Written instruction. Every entry below must be repeated exactly; skip the pictures.

Stored rows.
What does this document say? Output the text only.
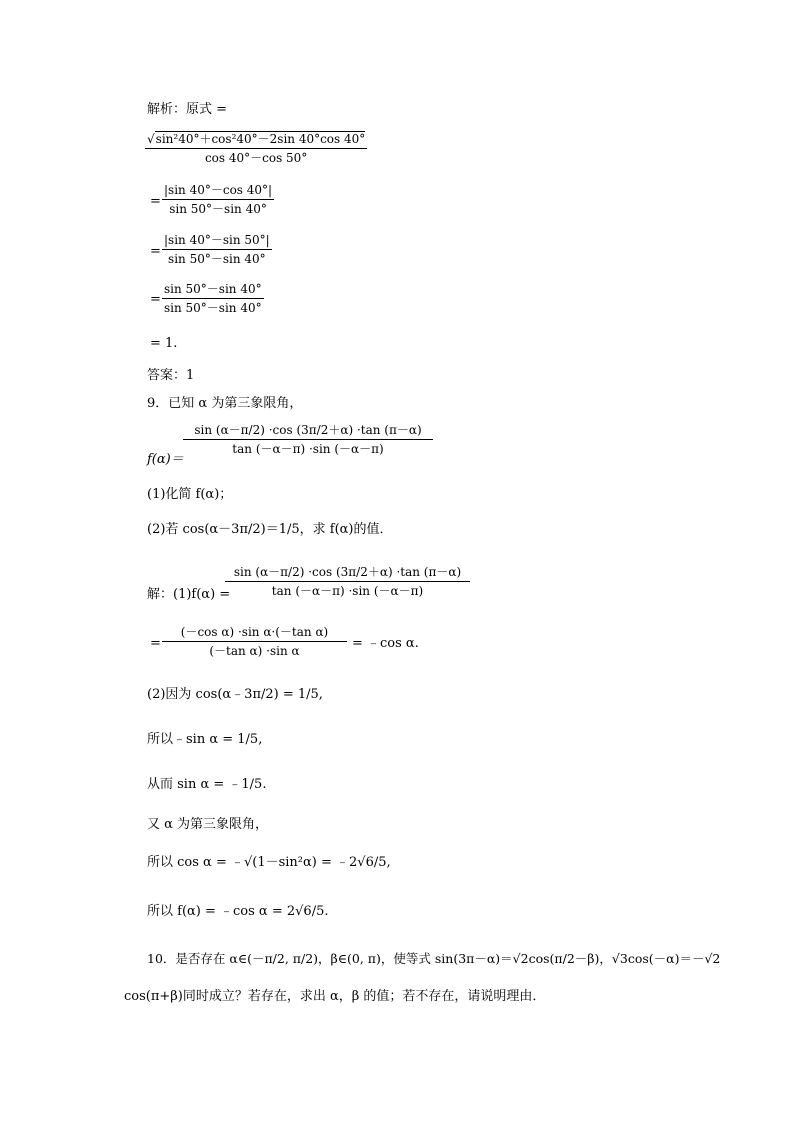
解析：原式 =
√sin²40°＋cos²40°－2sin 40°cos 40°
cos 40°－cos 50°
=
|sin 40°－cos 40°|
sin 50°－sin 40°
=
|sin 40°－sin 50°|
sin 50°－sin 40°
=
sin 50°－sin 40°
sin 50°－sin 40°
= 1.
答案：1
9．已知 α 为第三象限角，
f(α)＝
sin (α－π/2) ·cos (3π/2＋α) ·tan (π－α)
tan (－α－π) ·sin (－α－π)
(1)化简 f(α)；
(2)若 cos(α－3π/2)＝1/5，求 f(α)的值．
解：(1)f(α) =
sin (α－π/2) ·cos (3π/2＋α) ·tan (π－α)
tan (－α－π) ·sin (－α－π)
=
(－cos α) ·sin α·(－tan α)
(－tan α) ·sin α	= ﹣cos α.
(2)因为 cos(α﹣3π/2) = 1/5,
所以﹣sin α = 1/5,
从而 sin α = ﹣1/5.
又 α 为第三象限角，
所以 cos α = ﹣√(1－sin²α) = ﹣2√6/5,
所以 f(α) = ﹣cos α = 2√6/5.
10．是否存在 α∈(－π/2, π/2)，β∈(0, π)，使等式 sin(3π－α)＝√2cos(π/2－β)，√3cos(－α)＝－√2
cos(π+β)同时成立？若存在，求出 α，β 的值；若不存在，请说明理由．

Reply to the exercise.
What does this document say? Output the text only.
解析：原式 =
√sin²40°＋cos²40°－2sin 40°cos 40°
cos 40°－cos 50°
=
|sin 40°－cos 40°|
sin 50°－sin 40°
=
|sin 40°－sin 50°|
sin 50°－sin 40°
=
sin 50°－sin 40°
sin 50°－sin 40°
= 1.
答案：1
9．已知 α 为第三象限角，
f(α)＝
sin (α－π/2) ·cos (3π/2＋α) ·tan (π－α)
tan (－α－π) ·sin (－α－π)
(1)化简 f(α)；
(2)若 cos(α－3π/2)＝1/5，求 f(α)的值．
解：(1)f(α) =
sin (α－π/2) ·cos (3π/2＋α) ·tan (π－α)
tan (－α－π) ·sin (－α－π)
=
(－cos α) ·sin α·(－tan α)
(－tan α) ·sin α	= ﹣cos α.
(2)因为 cos(α﹣3π/2) = 1/5,
所以﹣sin α = 1/5,
从而 sin α = ﹣1/5.
又 α 为第三象限角，
所以 cos α = ﹣√(1－sin²α) = ﹣2√6/5,
所以 f(α) = ﹣cos α = 2√6/5.
10．是否存在 α∈(－π/2, π/2)，β∈(0, π)，使等式 sin(3π－α)＝√2cos(π/2－β)，√3cos(－α)＝－√2
cos(π+β)同时成立？若存在，求出 α，β 的值；若不存在，请说明理由．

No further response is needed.